▸ **OBJECTIVE**
Below are some records. Copy every line in them that holds "structured".

== == ==

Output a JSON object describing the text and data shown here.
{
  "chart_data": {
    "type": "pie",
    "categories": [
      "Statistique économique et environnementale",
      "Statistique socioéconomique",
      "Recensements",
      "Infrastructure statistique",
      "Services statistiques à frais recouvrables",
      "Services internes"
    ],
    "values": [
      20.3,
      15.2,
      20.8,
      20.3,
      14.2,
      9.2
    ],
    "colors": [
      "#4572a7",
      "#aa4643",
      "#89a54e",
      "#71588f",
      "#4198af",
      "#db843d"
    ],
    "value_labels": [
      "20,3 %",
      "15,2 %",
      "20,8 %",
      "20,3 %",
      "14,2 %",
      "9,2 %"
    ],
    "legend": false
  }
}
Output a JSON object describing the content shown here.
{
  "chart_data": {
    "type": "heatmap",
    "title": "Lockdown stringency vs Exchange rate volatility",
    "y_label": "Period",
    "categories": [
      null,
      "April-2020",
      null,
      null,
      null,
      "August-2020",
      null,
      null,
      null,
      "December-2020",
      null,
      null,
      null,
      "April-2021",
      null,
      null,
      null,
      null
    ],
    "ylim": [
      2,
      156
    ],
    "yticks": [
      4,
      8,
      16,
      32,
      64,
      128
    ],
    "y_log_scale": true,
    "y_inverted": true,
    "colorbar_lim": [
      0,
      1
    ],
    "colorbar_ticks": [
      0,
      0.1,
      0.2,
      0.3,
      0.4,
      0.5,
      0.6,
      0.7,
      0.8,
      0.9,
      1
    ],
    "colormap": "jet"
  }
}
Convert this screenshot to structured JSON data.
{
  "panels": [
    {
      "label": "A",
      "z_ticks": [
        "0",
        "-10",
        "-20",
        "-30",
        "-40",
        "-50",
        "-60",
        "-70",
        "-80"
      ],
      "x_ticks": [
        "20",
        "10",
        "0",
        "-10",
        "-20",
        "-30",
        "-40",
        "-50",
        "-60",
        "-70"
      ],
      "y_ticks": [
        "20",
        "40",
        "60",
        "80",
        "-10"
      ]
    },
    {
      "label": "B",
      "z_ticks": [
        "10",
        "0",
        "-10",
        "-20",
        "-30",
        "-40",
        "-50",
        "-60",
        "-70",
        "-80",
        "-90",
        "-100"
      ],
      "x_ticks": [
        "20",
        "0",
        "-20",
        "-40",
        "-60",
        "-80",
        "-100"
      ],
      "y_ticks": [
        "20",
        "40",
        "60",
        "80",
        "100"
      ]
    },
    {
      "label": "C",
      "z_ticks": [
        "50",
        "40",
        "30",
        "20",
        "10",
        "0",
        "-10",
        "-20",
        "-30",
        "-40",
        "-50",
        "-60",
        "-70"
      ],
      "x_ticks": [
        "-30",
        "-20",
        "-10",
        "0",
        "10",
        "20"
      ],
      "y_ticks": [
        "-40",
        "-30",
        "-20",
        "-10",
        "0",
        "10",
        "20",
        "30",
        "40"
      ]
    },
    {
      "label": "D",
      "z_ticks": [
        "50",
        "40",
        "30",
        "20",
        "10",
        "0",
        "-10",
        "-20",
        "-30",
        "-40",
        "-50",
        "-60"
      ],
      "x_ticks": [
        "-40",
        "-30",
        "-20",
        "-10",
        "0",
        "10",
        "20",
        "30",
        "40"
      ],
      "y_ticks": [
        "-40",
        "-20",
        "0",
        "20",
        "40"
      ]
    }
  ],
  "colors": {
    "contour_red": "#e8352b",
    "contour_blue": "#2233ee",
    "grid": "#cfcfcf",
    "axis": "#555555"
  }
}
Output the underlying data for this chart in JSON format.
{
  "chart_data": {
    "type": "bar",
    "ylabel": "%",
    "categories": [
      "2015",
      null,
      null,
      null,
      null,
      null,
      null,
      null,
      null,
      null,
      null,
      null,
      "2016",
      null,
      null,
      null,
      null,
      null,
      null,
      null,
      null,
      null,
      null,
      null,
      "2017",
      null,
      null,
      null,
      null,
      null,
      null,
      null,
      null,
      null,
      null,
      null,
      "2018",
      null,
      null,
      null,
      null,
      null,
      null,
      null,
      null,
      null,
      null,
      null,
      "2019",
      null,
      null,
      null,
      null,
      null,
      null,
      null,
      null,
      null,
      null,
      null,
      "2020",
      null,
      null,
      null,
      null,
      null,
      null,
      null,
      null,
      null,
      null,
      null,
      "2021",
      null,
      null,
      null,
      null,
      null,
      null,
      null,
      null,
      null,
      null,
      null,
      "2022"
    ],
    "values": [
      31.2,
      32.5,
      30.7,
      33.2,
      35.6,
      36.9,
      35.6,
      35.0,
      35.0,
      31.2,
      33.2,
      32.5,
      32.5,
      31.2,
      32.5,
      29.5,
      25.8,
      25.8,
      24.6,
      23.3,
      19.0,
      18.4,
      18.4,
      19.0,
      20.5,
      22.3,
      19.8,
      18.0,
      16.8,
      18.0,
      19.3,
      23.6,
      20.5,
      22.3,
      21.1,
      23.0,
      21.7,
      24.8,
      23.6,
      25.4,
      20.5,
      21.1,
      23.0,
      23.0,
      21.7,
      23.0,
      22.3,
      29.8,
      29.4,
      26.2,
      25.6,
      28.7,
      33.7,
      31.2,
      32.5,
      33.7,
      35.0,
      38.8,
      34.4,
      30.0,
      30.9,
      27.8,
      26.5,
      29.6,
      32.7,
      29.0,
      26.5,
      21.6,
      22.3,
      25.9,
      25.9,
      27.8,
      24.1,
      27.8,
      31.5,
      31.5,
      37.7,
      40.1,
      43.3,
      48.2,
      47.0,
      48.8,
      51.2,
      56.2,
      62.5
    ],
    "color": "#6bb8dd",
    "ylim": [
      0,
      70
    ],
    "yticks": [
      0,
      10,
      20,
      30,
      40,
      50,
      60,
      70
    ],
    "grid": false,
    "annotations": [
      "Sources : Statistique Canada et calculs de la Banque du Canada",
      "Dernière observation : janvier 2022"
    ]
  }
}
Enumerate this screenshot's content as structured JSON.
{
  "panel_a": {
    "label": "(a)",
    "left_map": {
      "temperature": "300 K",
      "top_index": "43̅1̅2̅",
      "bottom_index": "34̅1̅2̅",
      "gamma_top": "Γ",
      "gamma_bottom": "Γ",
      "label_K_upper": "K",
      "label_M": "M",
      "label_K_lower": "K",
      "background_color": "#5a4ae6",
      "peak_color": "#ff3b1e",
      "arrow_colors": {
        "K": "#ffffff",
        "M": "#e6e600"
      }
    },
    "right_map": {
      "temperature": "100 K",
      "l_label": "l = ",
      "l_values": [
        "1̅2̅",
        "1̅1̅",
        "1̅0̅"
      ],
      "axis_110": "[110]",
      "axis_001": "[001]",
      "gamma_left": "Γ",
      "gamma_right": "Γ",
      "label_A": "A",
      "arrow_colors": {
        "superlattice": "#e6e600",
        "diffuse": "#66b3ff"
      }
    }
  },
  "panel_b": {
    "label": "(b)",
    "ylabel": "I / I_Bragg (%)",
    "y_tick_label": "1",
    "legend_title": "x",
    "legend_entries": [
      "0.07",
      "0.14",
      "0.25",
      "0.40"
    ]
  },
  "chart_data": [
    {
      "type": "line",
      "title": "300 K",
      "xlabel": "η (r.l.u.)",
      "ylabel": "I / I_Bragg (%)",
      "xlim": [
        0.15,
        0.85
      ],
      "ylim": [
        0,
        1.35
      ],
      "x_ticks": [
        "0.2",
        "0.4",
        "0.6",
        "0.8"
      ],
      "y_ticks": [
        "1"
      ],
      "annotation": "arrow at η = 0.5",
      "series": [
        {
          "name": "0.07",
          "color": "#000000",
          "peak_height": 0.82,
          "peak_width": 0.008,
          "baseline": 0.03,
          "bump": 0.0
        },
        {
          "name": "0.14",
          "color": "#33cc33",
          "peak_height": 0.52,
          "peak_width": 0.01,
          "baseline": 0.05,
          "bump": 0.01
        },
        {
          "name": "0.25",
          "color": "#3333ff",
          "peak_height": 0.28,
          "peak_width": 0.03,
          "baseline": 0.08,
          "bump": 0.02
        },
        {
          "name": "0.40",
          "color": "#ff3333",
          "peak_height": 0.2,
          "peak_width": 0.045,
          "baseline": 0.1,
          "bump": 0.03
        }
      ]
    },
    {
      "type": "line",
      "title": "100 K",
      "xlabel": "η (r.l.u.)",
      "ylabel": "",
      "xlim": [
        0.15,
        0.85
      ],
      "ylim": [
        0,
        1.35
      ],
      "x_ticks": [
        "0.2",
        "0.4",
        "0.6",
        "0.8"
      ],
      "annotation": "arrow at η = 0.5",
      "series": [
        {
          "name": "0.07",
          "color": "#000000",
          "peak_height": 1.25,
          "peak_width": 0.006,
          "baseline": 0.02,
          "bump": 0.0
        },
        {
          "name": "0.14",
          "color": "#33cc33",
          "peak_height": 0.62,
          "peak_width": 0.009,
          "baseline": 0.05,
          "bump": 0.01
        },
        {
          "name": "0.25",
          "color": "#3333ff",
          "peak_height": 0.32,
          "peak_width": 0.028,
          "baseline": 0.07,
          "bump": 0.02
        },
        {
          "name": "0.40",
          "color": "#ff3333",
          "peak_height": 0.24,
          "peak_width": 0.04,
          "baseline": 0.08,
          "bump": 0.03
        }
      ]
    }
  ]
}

== == ==

▸ **RESPONSE FOR THIS EXERCISE**
Convert this screenshot to structured JSON data.
Enumerate this screenshot's content as structured JSON.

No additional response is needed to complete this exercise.